What the exercise asks. Using the material below, copy every line where "επερχόμενα" appears.

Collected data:
--

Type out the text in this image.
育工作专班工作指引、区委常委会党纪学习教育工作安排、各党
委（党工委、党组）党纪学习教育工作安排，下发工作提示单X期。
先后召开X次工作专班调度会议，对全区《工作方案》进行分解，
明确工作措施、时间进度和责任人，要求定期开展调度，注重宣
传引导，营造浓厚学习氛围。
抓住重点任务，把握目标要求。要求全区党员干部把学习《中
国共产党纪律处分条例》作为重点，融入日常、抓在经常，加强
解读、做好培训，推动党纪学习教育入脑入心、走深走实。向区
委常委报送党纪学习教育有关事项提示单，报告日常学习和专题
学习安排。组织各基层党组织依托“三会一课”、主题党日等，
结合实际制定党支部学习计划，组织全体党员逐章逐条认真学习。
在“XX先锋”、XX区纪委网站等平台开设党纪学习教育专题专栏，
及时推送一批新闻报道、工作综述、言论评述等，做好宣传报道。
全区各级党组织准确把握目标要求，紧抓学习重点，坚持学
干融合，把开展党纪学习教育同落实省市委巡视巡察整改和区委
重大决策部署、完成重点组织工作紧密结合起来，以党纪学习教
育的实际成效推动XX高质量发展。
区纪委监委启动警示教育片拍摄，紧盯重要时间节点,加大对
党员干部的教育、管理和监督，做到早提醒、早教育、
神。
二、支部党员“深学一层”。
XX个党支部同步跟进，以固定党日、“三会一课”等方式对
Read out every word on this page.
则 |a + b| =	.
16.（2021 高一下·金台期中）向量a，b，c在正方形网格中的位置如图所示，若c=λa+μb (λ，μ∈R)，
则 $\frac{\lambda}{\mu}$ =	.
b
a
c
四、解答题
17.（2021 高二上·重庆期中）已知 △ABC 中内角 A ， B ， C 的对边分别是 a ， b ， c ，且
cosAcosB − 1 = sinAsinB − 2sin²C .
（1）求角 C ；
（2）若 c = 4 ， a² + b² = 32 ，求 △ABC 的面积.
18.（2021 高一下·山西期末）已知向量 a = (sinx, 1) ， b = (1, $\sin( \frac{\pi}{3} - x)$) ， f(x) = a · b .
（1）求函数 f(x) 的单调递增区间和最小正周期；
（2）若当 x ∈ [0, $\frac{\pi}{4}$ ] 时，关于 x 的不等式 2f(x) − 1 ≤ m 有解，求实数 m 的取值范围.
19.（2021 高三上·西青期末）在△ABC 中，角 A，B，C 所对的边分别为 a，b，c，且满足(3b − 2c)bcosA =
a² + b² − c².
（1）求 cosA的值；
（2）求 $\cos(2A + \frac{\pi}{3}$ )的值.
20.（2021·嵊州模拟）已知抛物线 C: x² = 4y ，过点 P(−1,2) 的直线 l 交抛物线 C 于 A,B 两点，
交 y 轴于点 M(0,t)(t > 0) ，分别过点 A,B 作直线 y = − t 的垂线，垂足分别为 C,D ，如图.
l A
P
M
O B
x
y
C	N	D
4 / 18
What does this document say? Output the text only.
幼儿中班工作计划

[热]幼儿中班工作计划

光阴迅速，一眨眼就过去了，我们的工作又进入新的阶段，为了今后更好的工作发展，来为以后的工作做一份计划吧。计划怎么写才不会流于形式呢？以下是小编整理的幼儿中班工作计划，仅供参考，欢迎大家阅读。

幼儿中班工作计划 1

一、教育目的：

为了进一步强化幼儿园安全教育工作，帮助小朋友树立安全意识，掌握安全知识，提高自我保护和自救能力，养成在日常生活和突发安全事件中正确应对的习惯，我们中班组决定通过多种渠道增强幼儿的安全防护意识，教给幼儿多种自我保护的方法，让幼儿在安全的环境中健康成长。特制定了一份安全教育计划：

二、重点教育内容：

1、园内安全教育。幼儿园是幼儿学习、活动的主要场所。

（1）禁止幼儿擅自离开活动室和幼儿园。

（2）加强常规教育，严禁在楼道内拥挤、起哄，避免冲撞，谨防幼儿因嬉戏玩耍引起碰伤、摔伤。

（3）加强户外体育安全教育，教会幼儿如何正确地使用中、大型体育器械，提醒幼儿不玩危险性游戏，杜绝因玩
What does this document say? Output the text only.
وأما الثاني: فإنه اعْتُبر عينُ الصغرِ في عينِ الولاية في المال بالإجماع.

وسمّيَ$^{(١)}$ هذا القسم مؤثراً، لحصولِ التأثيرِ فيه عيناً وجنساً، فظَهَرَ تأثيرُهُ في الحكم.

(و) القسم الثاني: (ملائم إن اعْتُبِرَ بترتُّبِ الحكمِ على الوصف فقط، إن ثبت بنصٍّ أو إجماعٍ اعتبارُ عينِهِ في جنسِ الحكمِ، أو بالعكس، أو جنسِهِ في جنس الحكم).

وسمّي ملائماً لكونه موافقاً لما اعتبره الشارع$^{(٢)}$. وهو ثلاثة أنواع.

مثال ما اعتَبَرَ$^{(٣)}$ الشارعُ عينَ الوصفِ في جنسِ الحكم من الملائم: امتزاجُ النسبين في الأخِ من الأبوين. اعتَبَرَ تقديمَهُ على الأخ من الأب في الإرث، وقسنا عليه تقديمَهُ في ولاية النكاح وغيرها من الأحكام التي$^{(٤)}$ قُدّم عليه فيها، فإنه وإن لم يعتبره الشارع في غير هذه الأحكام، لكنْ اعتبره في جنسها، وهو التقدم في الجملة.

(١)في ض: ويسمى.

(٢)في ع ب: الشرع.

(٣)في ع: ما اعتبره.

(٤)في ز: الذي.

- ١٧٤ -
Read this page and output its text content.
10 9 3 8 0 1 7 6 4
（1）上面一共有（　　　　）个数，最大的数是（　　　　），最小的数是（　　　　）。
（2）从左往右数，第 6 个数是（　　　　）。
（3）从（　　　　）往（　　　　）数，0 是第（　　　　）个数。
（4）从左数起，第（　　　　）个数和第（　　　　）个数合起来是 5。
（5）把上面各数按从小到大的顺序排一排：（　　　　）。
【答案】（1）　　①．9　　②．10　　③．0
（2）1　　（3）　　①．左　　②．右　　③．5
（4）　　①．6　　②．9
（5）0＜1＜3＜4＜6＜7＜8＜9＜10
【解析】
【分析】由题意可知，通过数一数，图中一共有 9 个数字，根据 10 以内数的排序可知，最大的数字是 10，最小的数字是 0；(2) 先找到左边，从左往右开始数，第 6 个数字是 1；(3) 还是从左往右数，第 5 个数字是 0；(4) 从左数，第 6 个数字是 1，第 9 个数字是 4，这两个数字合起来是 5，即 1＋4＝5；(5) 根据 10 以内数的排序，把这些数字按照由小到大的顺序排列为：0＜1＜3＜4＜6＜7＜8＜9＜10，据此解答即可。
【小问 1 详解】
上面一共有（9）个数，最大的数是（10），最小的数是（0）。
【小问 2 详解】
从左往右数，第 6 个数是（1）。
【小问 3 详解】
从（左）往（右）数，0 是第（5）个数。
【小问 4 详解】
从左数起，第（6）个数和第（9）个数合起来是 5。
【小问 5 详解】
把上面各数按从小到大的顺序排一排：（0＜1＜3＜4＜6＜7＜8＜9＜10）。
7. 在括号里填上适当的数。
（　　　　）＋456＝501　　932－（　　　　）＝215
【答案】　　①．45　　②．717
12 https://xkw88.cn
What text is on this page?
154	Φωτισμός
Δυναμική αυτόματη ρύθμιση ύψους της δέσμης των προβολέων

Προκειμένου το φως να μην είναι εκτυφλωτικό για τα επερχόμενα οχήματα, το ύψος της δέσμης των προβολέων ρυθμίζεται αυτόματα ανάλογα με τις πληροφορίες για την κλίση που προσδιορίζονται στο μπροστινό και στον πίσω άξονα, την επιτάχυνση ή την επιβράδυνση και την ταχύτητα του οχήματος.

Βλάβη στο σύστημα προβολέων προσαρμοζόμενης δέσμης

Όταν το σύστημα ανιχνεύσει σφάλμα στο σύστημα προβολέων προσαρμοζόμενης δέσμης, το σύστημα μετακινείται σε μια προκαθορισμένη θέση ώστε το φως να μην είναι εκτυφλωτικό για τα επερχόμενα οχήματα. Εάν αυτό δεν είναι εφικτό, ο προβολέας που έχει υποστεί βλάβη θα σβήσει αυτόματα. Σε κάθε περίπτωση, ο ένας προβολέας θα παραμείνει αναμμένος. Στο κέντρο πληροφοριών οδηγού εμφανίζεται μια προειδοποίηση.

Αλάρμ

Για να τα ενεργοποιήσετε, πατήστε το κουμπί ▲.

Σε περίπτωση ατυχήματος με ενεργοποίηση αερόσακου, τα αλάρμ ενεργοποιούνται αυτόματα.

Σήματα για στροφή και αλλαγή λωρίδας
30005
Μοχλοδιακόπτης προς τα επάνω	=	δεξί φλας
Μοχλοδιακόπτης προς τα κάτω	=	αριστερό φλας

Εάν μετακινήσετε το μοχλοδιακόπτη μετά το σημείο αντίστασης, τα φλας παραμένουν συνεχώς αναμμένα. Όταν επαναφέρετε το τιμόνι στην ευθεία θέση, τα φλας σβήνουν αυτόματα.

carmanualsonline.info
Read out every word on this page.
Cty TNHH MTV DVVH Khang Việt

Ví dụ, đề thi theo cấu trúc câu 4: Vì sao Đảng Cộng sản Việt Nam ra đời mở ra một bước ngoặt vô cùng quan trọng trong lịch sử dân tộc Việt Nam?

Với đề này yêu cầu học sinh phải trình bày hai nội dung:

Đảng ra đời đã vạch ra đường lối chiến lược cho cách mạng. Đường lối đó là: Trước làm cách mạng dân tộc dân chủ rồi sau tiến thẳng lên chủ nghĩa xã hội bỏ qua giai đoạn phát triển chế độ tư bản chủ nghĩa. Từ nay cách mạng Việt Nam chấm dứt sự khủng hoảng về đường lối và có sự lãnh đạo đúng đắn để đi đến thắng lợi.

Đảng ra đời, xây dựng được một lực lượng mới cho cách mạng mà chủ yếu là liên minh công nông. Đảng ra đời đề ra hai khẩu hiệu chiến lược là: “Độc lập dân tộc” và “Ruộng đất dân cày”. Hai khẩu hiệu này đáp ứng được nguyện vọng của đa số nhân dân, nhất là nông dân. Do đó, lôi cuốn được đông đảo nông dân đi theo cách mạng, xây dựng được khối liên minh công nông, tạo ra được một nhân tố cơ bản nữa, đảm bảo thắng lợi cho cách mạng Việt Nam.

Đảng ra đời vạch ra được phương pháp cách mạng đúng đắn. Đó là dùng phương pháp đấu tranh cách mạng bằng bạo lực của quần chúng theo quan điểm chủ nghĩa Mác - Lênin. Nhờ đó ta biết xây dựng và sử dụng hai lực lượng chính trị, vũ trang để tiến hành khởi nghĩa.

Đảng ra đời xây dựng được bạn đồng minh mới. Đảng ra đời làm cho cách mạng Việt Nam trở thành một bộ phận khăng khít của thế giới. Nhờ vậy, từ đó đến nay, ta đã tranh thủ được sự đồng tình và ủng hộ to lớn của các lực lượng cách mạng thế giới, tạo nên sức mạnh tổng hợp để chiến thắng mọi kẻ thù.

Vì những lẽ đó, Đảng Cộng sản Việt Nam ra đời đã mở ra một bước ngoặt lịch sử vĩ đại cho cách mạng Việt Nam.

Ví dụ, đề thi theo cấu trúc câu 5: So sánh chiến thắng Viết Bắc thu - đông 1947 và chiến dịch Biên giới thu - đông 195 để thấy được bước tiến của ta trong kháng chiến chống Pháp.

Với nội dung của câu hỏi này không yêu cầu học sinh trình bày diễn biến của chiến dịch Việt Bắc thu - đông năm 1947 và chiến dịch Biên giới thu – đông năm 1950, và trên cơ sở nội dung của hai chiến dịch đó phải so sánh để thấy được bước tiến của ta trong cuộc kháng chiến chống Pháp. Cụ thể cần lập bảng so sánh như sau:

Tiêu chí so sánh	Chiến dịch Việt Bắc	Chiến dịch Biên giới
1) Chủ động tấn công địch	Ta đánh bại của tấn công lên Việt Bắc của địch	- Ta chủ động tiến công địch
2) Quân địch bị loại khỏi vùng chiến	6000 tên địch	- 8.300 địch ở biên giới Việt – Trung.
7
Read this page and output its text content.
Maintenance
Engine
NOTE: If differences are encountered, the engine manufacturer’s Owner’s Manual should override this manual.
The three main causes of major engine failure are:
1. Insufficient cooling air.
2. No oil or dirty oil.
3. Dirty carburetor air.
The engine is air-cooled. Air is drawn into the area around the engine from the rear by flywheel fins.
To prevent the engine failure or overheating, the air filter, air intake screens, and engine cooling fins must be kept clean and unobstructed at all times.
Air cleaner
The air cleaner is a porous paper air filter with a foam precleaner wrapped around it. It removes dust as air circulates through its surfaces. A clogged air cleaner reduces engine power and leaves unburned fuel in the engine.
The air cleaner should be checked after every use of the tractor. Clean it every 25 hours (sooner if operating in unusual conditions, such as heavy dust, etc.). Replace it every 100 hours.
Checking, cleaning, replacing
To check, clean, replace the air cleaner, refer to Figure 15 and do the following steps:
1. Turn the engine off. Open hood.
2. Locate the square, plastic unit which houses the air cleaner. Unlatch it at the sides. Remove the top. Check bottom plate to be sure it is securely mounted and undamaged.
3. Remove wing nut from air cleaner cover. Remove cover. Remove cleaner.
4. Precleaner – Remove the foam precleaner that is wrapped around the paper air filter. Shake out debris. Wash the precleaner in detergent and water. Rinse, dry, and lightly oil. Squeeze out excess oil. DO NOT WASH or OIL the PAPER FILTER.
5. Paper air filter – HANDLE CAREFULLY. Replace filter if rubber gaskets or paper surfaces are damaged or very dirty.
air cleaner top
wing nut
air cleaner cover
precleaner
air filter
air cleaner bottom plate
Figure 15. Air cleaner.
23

--

Task result.
Προκειμένου το φως να μην είναι εκτυφλωτικό για τα επερχόμενα οχήματα, το ύψος της δέσμης των προβολέων ρυθμίζεται αυτόματα ανάλογα με τις πληροφορίες για την κλίση που προσδιορίζονται στο μπροστινό και στον πίσω άξονα, την επιτάχυνση ή την επιβράδυνση και την ταχύτητα του οχήματος.
Όταν το σύστημα ανιχνεύσει σφάλμα στο σύστημα προβολέων προσαρμοζόμενης δέσμης, το σύστημα μετακινείται σε μια προκαθορισμένη θέση ώστε το φως να μην είναι εκτυφλωτικό για τα επερχόμενα οχήματα. Εάν αυτό δεν είναι εφικτό, ο προβολέας που έχει υποστεί βλάβη θα σβήσει αυτόματα. Σε κάθε περίπτωση, ο ένας προβολέας θα παραμείνει αναμμένος. Στο κέντρο πληροφοριών οδηγού εμφανίζεται μια προειδοποίηση.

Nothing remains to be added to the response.